_DO THIS_
In the records that follow, show each line where the word "chevron" is present.

_INPUT_
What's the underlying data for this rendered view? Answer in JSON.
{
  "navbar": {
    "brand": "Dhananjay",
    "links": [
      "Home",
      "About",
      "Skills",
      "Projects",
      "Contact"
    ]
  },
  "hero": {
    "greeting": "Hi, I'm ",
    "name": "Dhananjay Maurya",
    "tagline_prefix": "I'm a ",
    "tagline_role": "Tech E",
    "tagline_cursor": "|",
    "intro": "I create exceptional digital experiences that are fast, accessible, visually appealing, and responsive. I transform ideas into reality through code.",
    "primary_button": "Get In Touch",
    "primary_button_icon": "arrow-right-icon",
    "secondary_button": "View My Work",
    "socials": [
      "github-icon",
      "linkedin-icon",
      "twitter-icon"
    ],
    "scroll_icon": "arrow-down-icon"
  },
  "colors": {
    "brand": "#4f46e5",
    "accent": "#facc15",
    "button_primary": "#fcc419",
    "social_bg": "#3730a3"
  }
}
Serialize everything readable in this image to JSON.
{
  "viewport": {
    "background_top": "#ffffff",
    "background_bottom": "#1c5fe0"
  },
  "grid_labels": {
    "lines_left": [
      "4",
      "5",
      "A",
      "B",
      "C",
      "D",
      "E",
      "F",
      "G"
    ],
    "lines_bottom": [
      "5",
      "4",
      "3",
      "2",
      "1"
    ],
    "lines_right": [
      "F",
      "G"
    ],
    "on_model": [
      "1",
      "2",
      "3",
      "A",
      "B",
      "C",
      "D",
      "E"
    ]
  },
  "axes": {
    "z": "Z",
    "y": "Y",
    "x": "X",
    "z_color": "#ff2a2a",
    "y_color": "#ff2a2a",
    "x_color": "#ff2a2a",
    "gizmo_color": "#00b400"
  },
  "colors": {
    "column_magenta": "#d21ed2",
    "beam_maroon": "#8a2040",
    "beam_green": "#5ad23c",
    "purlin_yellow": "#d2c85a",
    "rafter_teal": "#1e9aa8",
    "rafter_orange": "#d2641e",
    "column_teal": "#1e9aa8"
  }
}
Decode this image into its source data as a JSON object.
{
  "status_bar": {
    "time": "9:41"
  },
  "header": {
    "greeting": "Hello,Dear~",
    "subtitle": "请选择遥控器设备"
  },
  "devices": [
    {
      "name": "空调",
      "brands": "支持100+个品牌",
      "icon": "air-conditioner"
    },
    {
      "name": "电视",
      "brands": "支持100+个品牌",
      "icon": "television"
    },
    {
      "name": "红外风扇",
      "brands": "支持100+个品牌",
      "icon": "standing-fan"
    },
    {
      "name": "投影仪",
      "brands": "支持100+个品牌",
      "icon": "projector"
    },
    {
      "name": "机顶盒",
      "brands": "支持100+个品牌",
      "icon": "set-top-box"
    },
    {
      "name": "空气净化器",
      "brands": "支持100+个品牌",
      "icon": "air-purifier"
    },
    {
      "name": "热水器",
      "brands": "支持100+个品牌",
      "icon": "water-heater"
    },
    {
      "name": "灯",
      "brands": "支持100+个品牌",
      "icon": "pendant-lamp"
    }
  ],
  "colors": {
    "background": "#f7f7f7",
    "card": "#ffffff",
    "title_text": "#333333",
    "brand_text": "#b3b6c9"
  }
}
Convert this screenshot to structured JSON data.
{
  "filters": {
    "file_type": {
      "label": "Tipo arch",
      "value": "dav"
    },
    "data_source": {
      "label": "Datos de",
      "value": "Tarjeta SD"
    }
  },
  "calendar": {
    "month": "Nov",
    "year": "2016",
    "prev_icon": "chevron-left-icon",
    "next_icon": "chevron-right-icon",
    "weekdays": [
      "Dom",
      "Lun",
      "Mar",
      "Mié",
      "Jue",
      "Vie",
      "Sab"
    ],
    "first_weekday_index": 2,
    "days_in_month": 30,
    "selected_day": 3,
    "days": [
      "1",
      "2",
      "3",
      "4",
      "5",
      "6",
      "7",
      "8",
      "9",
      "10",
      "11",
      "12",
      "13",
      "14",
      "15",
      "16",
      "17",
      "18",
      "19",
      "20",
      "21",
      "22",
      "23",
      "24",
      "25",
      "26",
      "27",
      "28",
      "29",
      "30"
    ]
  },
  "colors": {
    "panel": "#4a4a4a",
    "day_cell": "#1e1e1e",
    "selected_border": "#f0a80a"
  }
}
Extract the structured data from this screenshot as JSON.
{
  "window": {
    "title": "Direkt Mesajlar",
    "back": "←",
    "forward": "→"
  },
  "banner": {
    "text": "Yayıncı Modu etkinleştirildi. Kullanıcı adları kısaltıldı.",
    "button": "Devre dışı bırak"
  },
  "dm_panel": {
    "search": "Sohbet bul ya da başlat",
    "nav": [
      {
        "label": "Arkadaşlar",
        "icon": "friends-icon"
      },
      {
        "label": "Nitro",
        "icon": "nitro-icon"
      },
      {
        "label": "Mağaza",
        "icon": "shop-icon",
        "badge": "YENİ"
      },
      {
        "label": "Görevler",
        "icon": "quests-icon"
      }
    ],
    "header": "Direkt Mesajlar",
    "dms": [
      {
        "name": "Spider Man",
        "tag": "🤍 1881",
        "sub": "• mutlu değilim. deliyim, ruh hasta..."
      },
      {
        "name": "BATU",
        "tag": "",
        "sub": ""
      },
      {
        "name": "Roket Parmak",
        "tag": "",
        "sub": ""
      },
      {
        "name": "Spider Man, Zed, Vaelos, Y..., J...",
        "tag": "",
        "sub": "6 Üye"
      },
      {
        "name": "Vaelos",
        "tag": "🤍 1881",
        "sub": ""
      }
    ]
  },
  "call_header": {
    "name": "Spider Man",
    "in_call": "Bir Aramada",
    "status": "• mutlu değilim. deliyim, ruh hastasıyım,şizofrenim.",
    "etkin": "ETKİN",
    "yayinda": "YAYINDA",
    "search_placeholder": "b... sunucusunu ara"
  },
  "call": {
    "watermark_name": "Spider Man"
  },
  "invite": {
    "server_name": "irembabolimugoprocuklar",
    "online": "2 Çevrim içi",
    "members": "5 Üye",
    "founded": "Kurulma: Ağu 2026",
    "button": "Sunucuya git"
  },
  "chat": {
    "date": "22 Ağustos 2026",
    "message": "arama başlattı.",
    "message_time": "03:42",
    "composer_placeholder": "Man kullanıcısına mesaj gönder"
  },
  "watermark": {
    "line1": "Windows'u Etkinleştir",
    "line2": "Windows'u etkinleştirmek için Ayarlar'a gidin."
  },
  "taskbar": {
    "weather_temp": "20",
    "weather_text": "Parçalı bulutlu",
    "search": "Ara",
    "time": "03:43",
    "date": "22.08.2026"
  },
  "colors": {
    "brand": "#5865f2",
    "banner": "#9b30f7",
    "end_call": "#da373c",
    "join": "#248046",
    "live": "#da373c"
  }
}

_SOLUTION TO THE EXERCISE_
    "prev_icon": "chevron-left-icon",
    "next_icon": "chevron-right-icon",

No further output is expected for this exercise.